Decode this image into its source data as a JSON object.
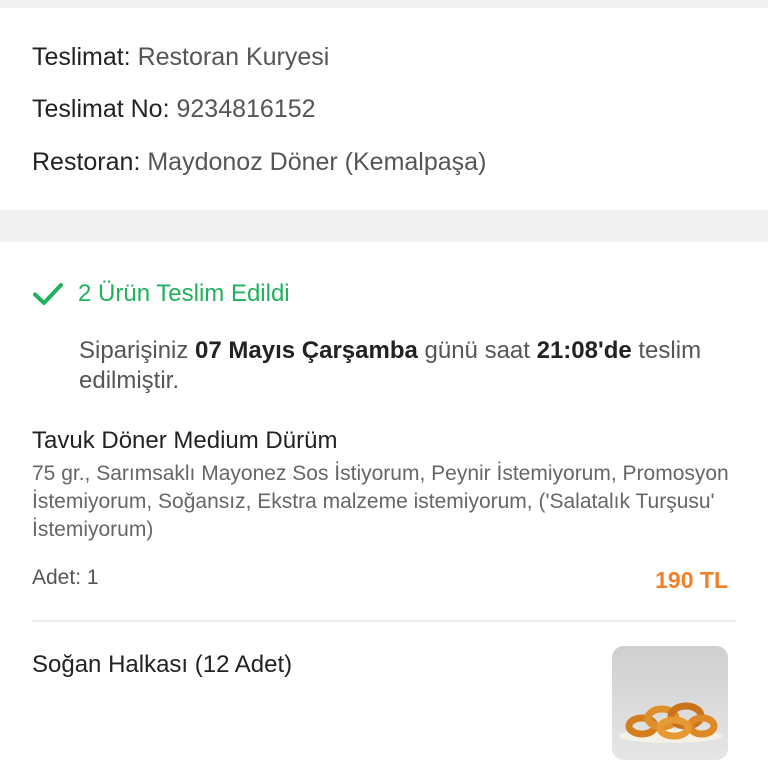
{
  "delivery_info": {
    "type_label": "Teslimat:",
    "type_value": "Restoran Kuryesi",
    "no_label": "Teslimat No:",
    "no_value": "9234816152",
    "restaurant_label": "Restoran:",
    "restaurant_value": "Maydonoz Döner (Kemalpaşa)"
  },
  "status": {
    "icon": "check-icon",
    "text": "2 Ürün Teslim Edildi",
    "color": "#1fb15b",
    "message_prefix": "Siparişiniz",
    "message_date": "07 Mayıs Çarşamba",
    "message_mid": "günü saat",
    "message_time": "21:08'de",
    "message_suffix": "teslim edilmiştir."
  },
  "items": [
    {
      "name": "Tavuk Döner Medium Dürüm",
      "description": "75 gr., Sarımsaklı Mayonez Sos İstiyorum, Peynir İstemiyorum, Promosyon İstemiyorum, Soğansız, Ekstra malzeme istemiyorum, ('Salatalık Turşusu' İstemiyorum)",
      "qty_label": "Adet: 1",
      "price": "190 TL",
      "price_color": "#f0812a"
    },
    {
      "name": "Soğan Halkası (12 Adet)",
      "image": "onion-rings-photo"
    }
  ]
}
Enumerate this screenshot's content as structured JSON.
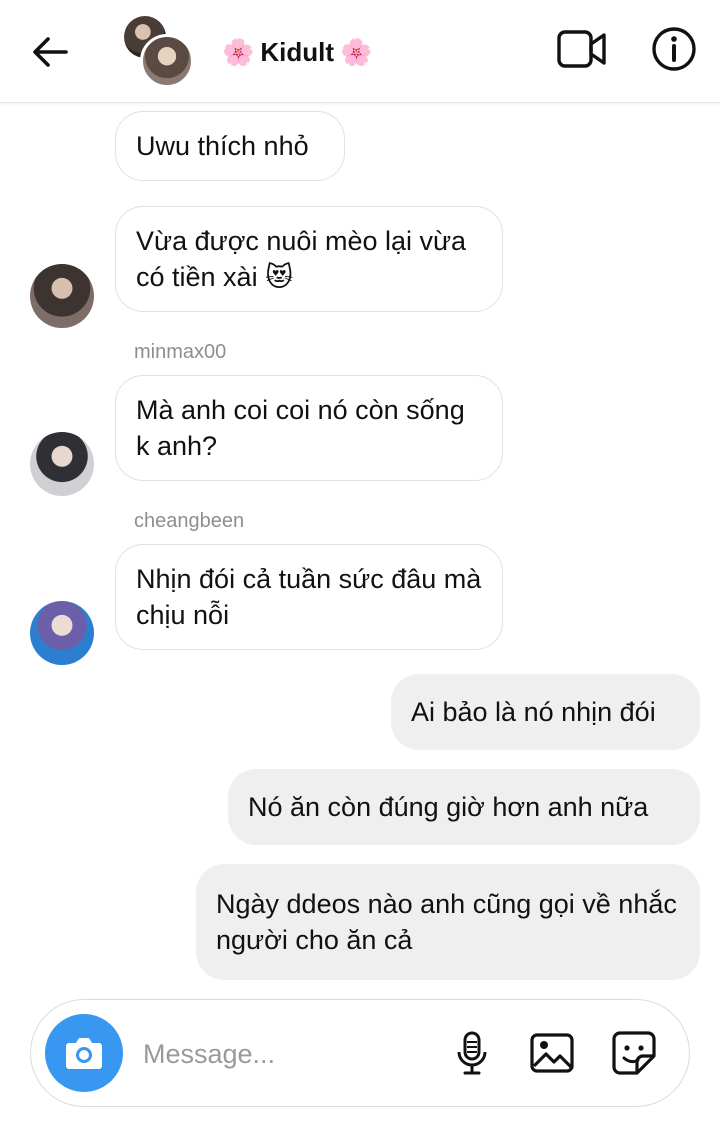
{
  "header": {
    "title": "Kidult",
    "title_decoration": "🌸",
    "icons": [
      "back-arrow-icon",
      "group-avatar",
      "video-camera-icon",
      "info-icon"
    ]
  },
  "messages": [
    {
      "side": "in",
      "text": "Uwu thích nhỏ"
    },
    {
      "side": "in",
      "text": "Vừa được nuôi mèo lại vừa có tiền xài 😻"
    },
    {
      "side": "in",
      "sender": "minmax00",
      "text": "Mà anh coi coi nó còn sống k anh?"
    },
    {
      "side": "in",
      "sender": "cheangbeen",
      "text": "Nhịn đói cả tuần sức đâu mà chịu nỗi"
    },
    {
      "side": "out",
      "text": "Ai bảo là nó nhịn đói"
    },
    {
      "side": "out",
      "text": "Nó ăn còn đúng giờ hơn anh nữa"
    },
    {
      "side": "out",
      "text": "Ngày ddeos nào anh cũng gọi về nhắc người cho ăn cả"
    }
  ],
  "composer": {
    "placeholder": "Message...",
    "value": "",
    "icons": [
      "camera-icon",
      "microphone-icon",
      "image-icon",
      "sticker-icon"
    ]
  },
  "colors": {
    "accent": "#3897f0",
    "incoming_bubble": "#ffffff",
    "outgoing_bubble": "#efefef",
    "sender_text": "#8e8e8e"
  }
}
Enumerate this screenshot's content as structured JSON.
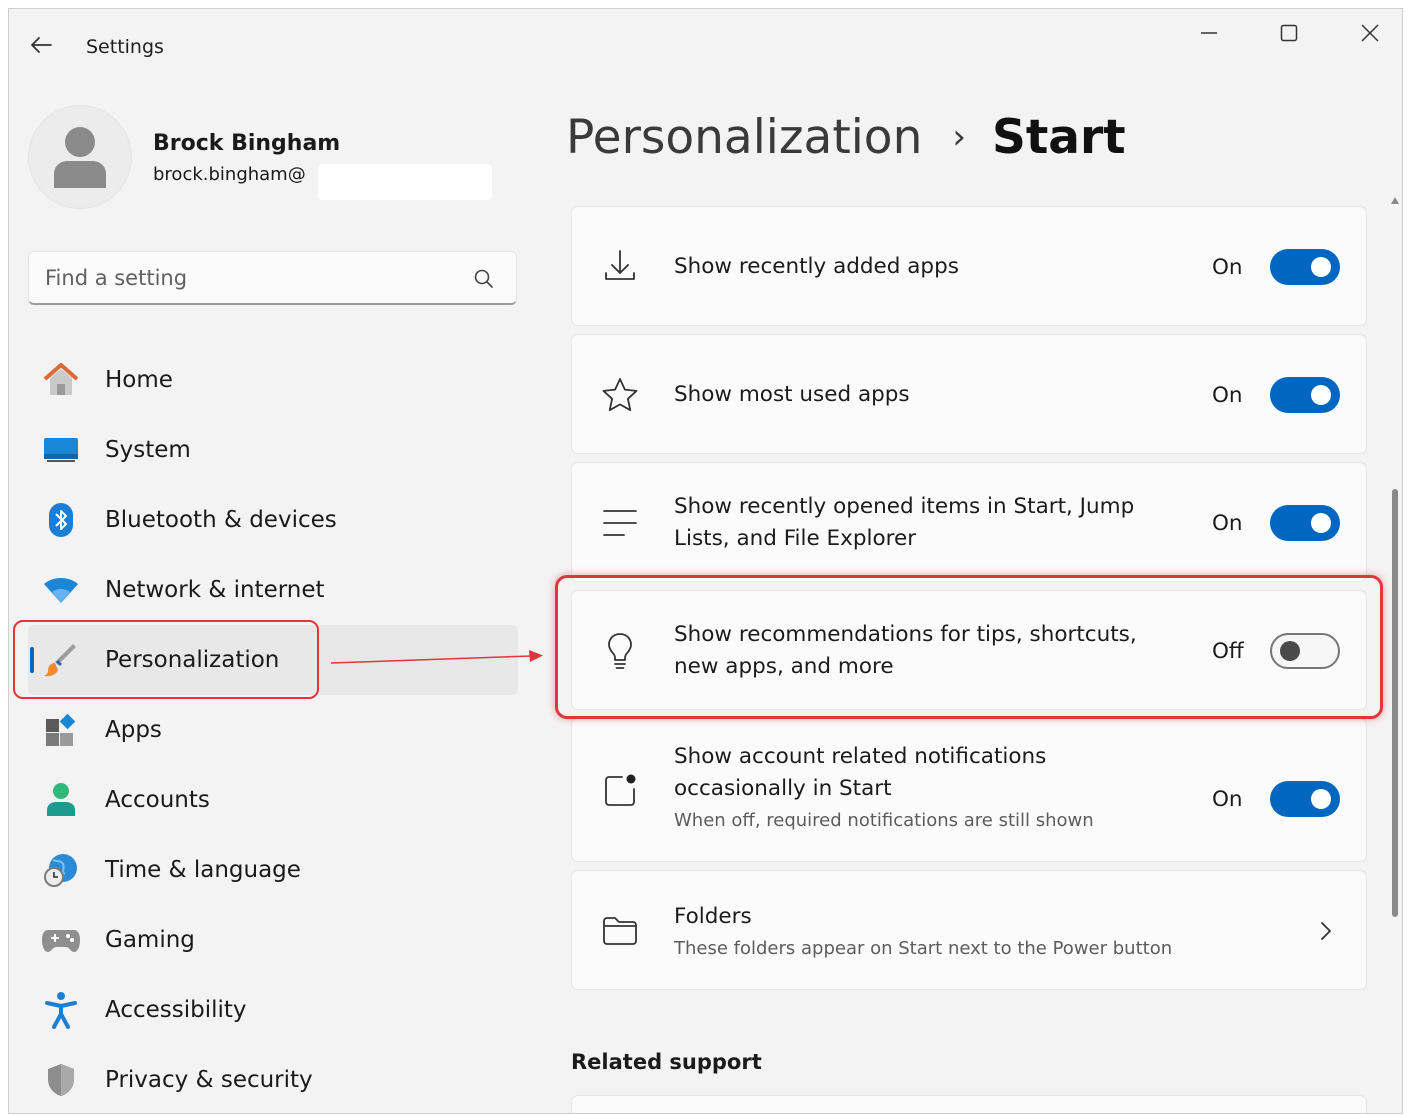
{
  "window": {
    "title": "Settings"
  },
  "profile": {
    "name": "Brock Bingham",
    "email": "brock.bingham@"
  },
  "search": {
    "placeholder": "Find a setting"
  },
  "nav": {
    "items": [
      {
        "label": "Home",
        "icon": "home-icon"
      },
      {
        "label": "System",
        "icon": "system-icon"
      },
      {
        "label": "Bluetooth & devices",
        "icon": "bluetooth-icon"
      },
      {
        "label": "Network & internet",
        "icon": "wifi-icon"
      },
      {
        "label": "Personalization",
        "icon": "brush-icon",
        "active": true
      },
      {
        "label": "Apps",
        "icon": "apps-icon"
      },
      {
        "label": "Accounts",
        "icon": "accounts-icon"
      },
      {
        "label": "Time & language",
        "icon": "globe-clock-icon"
      },
      {
        "label": "Gaming",
        "icon": "gamepad-icon"
      },
      {
        "label": "Accessibility",
        "icon": "accessibility-icon"
      },
      {
        "label": "Privacy & security",
        "icon": "shield-icon"
      }
    ]
  },
  "breadcrumb": {
    "parent": "Personalization",
    "separator": "›",
    "current": "Start"
  },
  "settings": [
    {
      "title": "Show recently added apps",
      "state": "On",
      "icon": "download-icon"
    },
    {
      "title": "Show most used apps",
      "state": "On",
      "icon": "star-icon"
    },
    {
      "title": "Show recently opened items in Start, Jump",
      "title2": "Lists, and File Explorer",
      "state": "On",
      "icon": "list-icon"
    },
    {
      "title": "Show recommendations for tips, shortcuts,",
      "title2": "new apps, and more",
      "state": "Off",
      "icon": "lightbulb-icon"
    },
    {
      "title": "Show account related notifications",
      "title2": "occasionally in Start",
      "description": "When off, required notifications are still shown",
      "state": "On",
      "icon": "notification-icon"
    },
    {
      "title": "Folders",
      "description": "These folders appear on Start next to the Power button",
      "icon": "folder-icon"
    }
  ],
  "related_support": {
    "label": "Related support"
  },
  "colors": {
    "accent": "#0067c0",
    "highlight": "#e2353c",
    "background": "#f3f3f3",
    "card": "#fbfbfb"
  }
}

* * * * *

**Do this**: Drop the images and repeat the data exactly.

**Correct output**:
Decode this image into its source data as a JSON object.
{
  "delivery_info": {
    "type_label": "Teslimat:",
    "type_value": "Restoran Kuryesi",
    "no_label": "Teslimat No:",
    "no_value": "9234816152",
    "restaurant_label": "Restoran:",
    "restaurant_value": "Maydonoz Döner (Kemalpaşa)"
  },
  "status": {
    "icon": "check-icon",
    "text": "2 Ürün Teslim Edildi",
    "color": "#1fb15b",
    "message_prefix": "Siparişiniz",
    "message_date": "07 Mayıs Çarşamba",
    "message_mid": "günü saat",
    "message_time": "21:08'de",
    "message_suffix": "teslim edilmiştir."
  },
  "items": [
    {
      "name": "Tavuk Döner Medium Dürüm",
      "description": "75 gr., Sarımsaklı Mayonez Sos İstiyorum, Peynir İstemiyorum, Promosyon İstemiyorum, Soğansız, Ekstra malzeme istemiyorum, ('Salatalık Turşusu' İstemiyorum)",
      "qty_label": "Adet: 1",
      "price": "190 TL",
      "price_color": "#f0812a"
    },
    {
      "name": "Soğan Halkası (12 Adet)",
      "image": "onion-rings-photo"
    }
  ]
}
Enumerate this screenshot's content as structured JSON.
{
  "header": {
    "title": "Kidult",
    "title_decoration": "🌸",
    "icons": [
      "back-arrow-icon",
      "group-avatar",
      "video-camera-icon",
      "info-icon"
    ]
  },
  "messages": [
    {
      "side": "in",
      "text": "Uwu thích nhỏ"
    },
    {
      "side": "in",
      "text": "Vừa được nuôi mèo lại vừa có tiền xài 😻"
    },
    {
      "side": "in",
      "sender": "minmax00",
      "text": "Mà anh coi coi nó còn sống k anh?"
    },
    {
      "side": "in",
      "sender": "cheangbeen",
      "text": "Nhịn đói cả tuần sức đâu mà chịu nỗi"
    },
    {
      "side": "out",
      "text": "Ai bảo là nó nhịn đói"
    },
    {
      "side": "out",
      "text": "Nó ăn còn đúng giờ hơn anh nữa"
    },
    {
      "side": "out",
      "text": "Ngày ddeos nào anh cũng gọi về nhắc người cho ăn cả"
    }
  ],
  "composer": {
    "placeholder": "Message...",
    "value": "",
    "icons": [
      "camera-icon",
      "microphone-icon",
      "image-icon",
      "sticker-icon"
    ]
  },
  "colors": {
    "accent": "#3897f0",
    "incoming_bubble": "#ffffff",
    "outgoing_bubble": "#efefef",
    "sender_text": "#8e8e8e"
  }
}
Enumerate this screenshot's content as structured JSON.
{
  "window": {
    "title": "Settings"
  },
  "profile": {
    "name": "Brock Bingham",
    "email": "brock.bingham@"
  },
  "search": {
    "placeholder": "Find a setting"
  },
  "nav": {
    "items": [
      {
        "label": "Home",
        "icon": "home-icon"
      },
      {
        "label": "System",
        "icon": "system-icon"
      },
      {
        "label": "Bluetooth & devices",
        "icon": "bluetooth-icon"
      },
      {
        "label": "Network & internet",
        "icon": "wifi-icon"
      },
      {
        "label": "Personalization",
        "icon": "brush-icon",
        "active": true
      },
      {
        "label": "Apps",
        "icon": "apps-icon"
      },
      {
        "label": "Accounts",
        "icon": "accounts-icon"
      },
      {
        "label": "Time & language",
        "icon": "globe-clock-icon"
      },
      {
        "label": "Gaming",
        "icon": "gamepad-icon"
      },
      {
        "label": "Accessibility",
        "icon": "accessibility-icon"
      },
      {
        "label": "Privacy & security",
        "icon": "shield-icon"
      }
    ]
  },
  "breadcrumb": {
    "parent": "Personalization",
    "separator": "›",
    "current": "Start"
  },
  "settings": [
    {
      "title": "Show recently added apps",
      "state": "On",
      "icon": "download-icon"
    },
    {
      "title": "Show most used apps",
      "state": "On",
      "icon": "star-icon"
    },
    {
      "title": "Show recently opened items in Start, Jump",
      "title2": "Lists, and File Explorer",
      "state": "On",
      "icon": "list-icon"
    },
    {
      "title": "Show recommendations for tips, shortcuts,",
      "title2": "new apps, and more",
      "state": "Off",
      "icon": "lightbulb-icon"
    },
    {
      "title": "Show account related notifications",
      "title2": "occasionally in Start",
      "description": "When off, required notifications are still shown",
      "state": "On",
      "icon": "notification-icon"
    },
    {
      "title": "Folders",
      "description": "These folders appear on Start next to the Power button",
      "icon": "folder-icon"
    }
  ],
  "related_support": {
    "label": "Related support"
  },
  "colors": {
    "accent": "#0067c0",
    "highlight": "#e2353c",
    "background": "#f3f3f3",
    "card": "#fbfbfb"
  }
}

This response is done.